━━━━━ EXCERPTED DATA

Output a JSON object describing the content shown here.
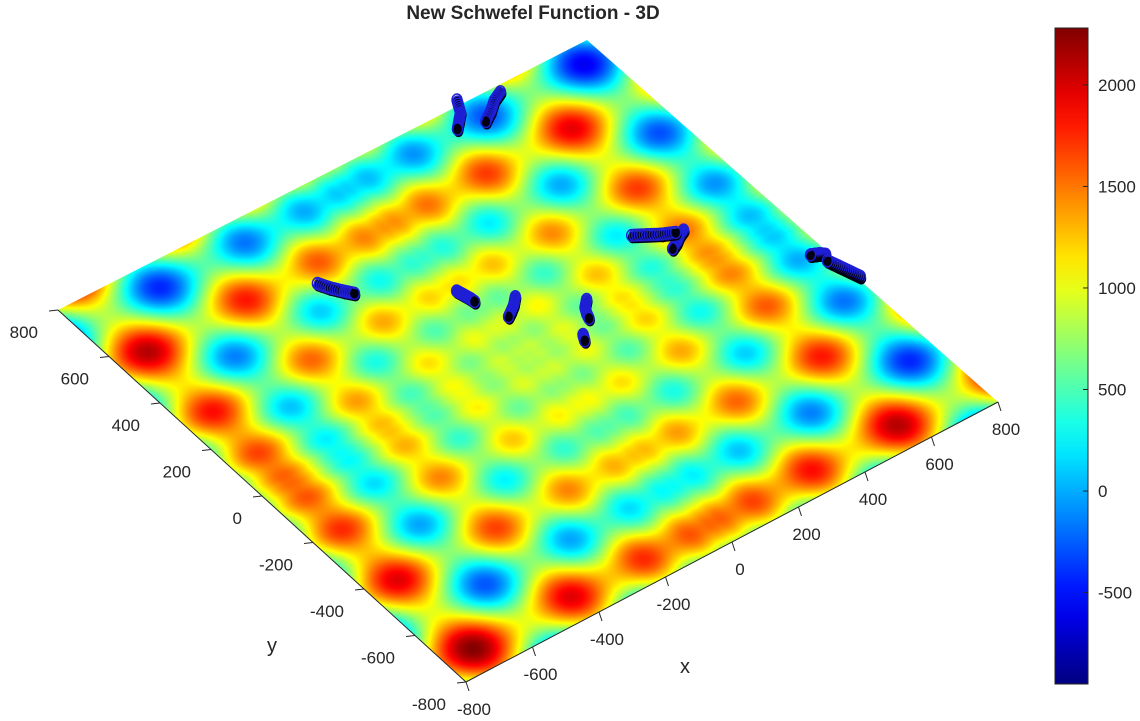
{
  "chart_data": {
    "type": "surface3d",
    "title": "New Schwefel Function - 3D",
    "xlabel": "x",
    "ylabel": "y",
    "xlim": [
      -800,
      800
    ],
    "ylim": [
      -800,
      800
    ],
    "xticks": [
      "-800",
      "-600",
      "-400",
      "-200",
      "0",
      "200",
      "400",
      "600",
      "800"
    ],
    "yticks": [
      "-800",
      "-600",
      "-400",
      "-200",
      "0",
      "200",
      "400",
      "600",
      "800"
    ],
    "colorbar": {
      "colormap": "jet",
      "range": [
        -950,
        2280
      ],
      "ticks": [
        "-500",
        "0",
        "500",
        "1000",
        "1500",
        "2000"
      ]
    },
    "view": "top-down, rotated 45°",
    "function": "f(x,y) = 837.9658 - x·sin(√|x|) - y·sin(√|y|)",
    "marker_color": "#1f1fd6",
    "trajectories": [
      {
        "points": [
          [
            400,
            800
          ],
          [
            380,
            760
          ],
          [
            360,
            740
          ],
          [
            340,
            720
          ]
        ]
      },
      {
        "points": [
          [
            500,
            760
          ],
          [
            470,
            745
          ],
          [
            440,
            720
          ],
          [
            410,
            700
          ]
        ]
      },
      {
        "points": [
          [
            -250,
            500
          ],
          [
            -235,
            470
          ],
          [
            -215,
            440
          ],
          [
            -200,
            420
          ]
        ]
      },
      {
        "points": [
          [
            0,
            280
          ],
          [
            5,
            260
          ],
          [
            10,
            240
          ],
          [
            12,
            225
          ]
        ]
      },
      {
        "points": [
          [
            100,
            180
          ],
          [
            80,
            160
          ],
          [
            60,
            145
          ],
          [
            45,
            135
          ]
        ]
      },
      {
        "points": [
          [
            230,
            70
          ],
          [
            210,
            50
          ],
          [
            200,
            30
          ],
          [
            195,
            15
          ]
        ]
      },
      {
        "points": [
          [
            150,
            -20
          ],
          [
            145,
            -30
          ],
          [
            140,
            -40
          ]
        ]
      },
      {
        "points": [
          [
            560,
            120
          ],
          [
            540,
            110
          ],
          [
            520,
            95
          ],
          [
            500,
            85
          ]
        ]
      },
      {
        "points": [
          [
            450,
            180
          ],
          [
            480,
            160
          ],
          [
            510,
            140
          ],
          [
            540,
            125
          ]
        ]
      },
      {
        "points": [
          [
            780,
            -150
          ],
          [
            770,
            -140
          ],
          [
            760,
            -135
          ],
          [
            750,
            -130
          ]
        ]
      },
      {
        "points": [
          [
            800,
            -260
          ],
          [
            790,
            -230
          ],
          [
            780,
            -200
          ],
          [
            770,
            -170
          ]
        ]
      }
    ]
  }
}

━━━━━━━━━━

# GOAL
Take the data above and repeat it exactly, leaving each picture out.

# THE RESPONSE
Output a JSON object describing the content shown here.
{
  "chart_data": {
    "type": "surface3d",
    "title": "New Schwefel Function - 3D",
    "xlabel": "x",
    "ylabel": "y",
    "xlim": [
      -800,
      800
    ],
    "ylim": [
      -800,
      800
    ],
    "xticks": [
      "-800",
      "-600",
      "-400",
      "-200",
      "0",
      "200",
      "400",
      "600",
      "800"
    ],
    "yticks": [
      "-800",
      "-600",
      "-400",
      "-200",
      "0",
      "200",
      "400",
      "600",
      "800"
    ],
    "colorbar": {
      "colormap": "jet",
      "range": [
        -950,
        2280
      ],
      "ticks": [
        "-500",
        "0",
        "500",
        "1000",
        "1500",
        "2000"
      ]
    },
    "view": "top-down, rotated 45°",
    "function": "f(x,y) = 837.9658 - x·sin(√|x|) - y·sin(√|y|)",
    "marker_color": "#1f1fd6",
    "trajectories": [
      {
        "points": [
          [
            400,
            800
          ],
          [
            380,
            760
          ],
          [
            360,
            740
          ],
          [
            340,
            720
          ]
        ]
      },
      {
        "points": [
          [
            500,
            760
          ],
          [
            470,
            745
          ],
          [
            440,
            720
          ],
          [
            410,
            700
          ]
        ]
      },
      {
        "points": [
          [
            -250,
            500
          ],
          [
            -235,
            470
          ],
          [
            -215,
            440
          ],
          [
            -200,
            420
          ]
        ]
      },
      {
        "points": [
          [
            0,
            280
          ],
          [
            5,
            260
          ],
          [
            10,
            240
          ],
          [
            12,
            225
          ]
        ]
      },
      {
        "points": [
          [
            100,
            180
          ],
          [
            80,
            160
          ],
          [
            60,
            145
          ],
          [
            45,
            135
          ]
        ]
      },
      {
        "points": [
          [
            230,
            70
          ],
          [
            210,
            50
          ],
          [
            200,
            30
          ],
          [
            195,
            15
          ]
        ]
      },
      {
        "points": [
          [
            150,
            -20
          ],
          [
            145,
            -30
          ],
          [
            140,
            -40
          ]
        ]
      },
      {
        "points": [
          [
            560,
            120
          ],
          [
            540,
            110
          ],
          [
            520,
            95
          ],
          [
            500,
            85
          ]
        ]
      },
      {
        "points": [
          [
            450,
            180
          ],
          [
            480,
            160
          ],
          [
            510,
            140
          ],
          [
            540,
            125
          ]
        ]
      },
      {
        "points": [
          [
            780,
            -150
          ],
          [
            770,
            -140
          ],
          [
            760,
            -135
          ],
          [
            750,
            -130
          ]
        ]
      },
      {
        "points": [
          [
            800,
            -260
          ],
          [
            790,
            -230
          ],
          [
            780,
            -200
          ],
          [
            770,
            -170
          ]
        ]
      }
    ]
  }
}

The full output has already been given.